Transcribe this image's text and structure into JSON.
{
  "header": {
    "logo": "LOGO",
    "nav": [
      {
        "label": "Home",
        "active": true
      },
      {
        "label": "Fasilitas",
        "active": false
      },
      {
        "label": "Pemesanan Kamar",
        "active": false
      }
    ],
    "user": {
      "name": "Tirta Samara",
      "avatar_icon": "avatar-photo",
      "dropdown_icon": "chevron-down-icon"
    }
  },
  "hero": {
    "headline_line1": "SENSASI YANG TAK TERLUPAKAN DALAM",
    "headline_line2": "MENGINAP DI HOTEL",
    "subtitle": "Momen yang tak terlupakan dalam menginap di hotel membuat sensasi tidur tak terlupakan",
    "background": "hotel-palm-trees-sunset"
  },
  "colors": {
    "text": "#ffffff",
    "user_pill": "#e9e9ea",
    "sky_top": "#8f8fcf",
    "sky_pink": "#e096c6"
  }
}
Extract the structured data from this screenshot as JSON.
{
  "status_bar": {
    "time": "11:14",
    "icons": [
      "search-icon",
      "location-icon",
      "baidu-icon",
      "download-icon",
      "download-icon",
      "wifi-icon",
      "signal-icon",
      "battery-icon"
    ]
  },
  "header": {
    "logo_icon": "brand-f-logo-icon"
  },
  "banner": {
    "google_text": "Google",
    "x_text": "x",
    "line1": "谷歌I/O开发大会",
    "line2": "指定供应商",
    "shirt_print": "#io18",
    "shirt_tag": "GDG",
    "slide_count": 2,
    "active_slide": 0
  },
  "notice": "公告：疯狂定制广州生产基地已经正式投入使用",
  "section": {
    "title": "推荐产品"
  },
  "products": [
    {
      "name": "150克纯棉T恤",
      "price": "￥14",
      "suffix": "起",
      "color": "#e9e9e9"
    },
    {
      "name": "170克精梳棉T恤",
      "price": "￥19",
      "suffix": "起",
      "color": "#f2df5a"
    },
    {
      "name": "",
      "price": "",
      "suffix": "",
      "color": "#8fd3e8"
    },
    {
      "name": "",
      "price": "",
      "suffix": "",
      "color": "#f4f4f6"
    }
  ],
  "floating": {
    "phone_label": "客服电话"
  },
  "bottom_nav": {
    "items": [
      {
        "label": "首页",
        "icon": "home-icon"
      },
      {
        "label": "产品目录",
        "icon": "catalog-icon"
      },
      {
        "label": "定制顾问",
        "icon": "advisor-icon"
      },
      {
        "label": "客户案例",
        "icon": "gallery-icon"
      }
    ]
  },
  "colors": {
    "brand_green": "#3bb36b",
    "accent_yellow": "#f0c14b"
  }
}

---*---

EXERCISE PROMPT: Every entry above needs to be quoted exactly.

RESPONSE:
Transcribe this image's text and structure into JSON.
{
  "header": {
    "logo": "LOGO",
    "nav": [
      {
        "label": "Home",
        "active": true
      },
      {
        "label": "Fasilitas",
        "active": false
      },
      {
        "label": "Pemesanan Kamar",
        "active": false
      }
    ],
    "user": {
      "name": "Tirta Samara",
      "avatar_icon": "avatar-photo",
      "dropdown_icon": "chevron-down-icon"
    }
  },
  "hero": {
    "headline_line1": "SENSASI YANG TAK TERLUPAKAN DALAM",
    "headline_line2": "MENGINAP DI HOTEL",
    "subtitle": "Momen yang tak terlupakan dalam menginap di hotel membuat sensasi tidur tak terlupakan",
    "background": "hotel-palm-trees-sunset"
  },
  "colors": {
    "text": "#ffffff",
    "user_pill": "#e9e9ea",
    "sky_top": "#8f8fcf",
    "sky_pink": "#e096c6"
  }
}
Extract the structured data from this screenshot as JSON.
{
  "status_bar": {
    "time": "11:14",
    "icons": [
      "search-icon",
      "location-icon",
      "baidu-icon",
      "download-icon",
      "download-icon",
      "wifi-icon",
      "signal-icon",
      "battery-icon"
    ]
  },
  "header": {
    "logo_icon": "brand-f-logo-icon"
  },
  "banner": {
    "google_text": "Google",
    "x_text": "x",
    "line1": "谷歌I/O开发大会",
    "line2": "指定供应商",
    "shirt_print": "#io18",
    "shirt_tag": "GDG",
    "slide_count": 2,
    "active_slide": 0
  },
  "notice": "公告：疯狂定制广州生产基地已经正式投入使用",
  "section": {
    "title": "推荐产品"
  },
  "products": [
    {
      "name": "150克纯棉T恤",
      "price": "￥14",
      "suffix": "起",
      "color": "#e9e9e9"
    },
    {
      "name": "170克精梳棉T恤",
      "price": "￥19",
      "suffix": "起",
      "color": "#f2df5a"
    },
    {
      "name": "",
      "price": "",
      "suffix": "",
      "color": "#8fd3e8"
    },
    {
      "name": "",
      "price": "",
      "suffix": "",
      "color": "#f4f4f6"
    }
  ],
  "floating": {
    "phone_label": "客服电话"
  },
  "bottom_nav": {
    "items": [
      {
        "label": "首页",
        "icon": "home-icon"
      },
      {
        "label": "产品目录",
        "icon": "catalog-icon"
      },
      {
        "label": "定制顾问",
        "icon": "advisor-icon"
      },
      {
        "label": "客户案例",
        "icon": "gallery-icon"
      }
    ]
  },
  "colors": {
    "brand_green": "#3bb36b",
    "accent_yellow": "#f0c14b"
  }
}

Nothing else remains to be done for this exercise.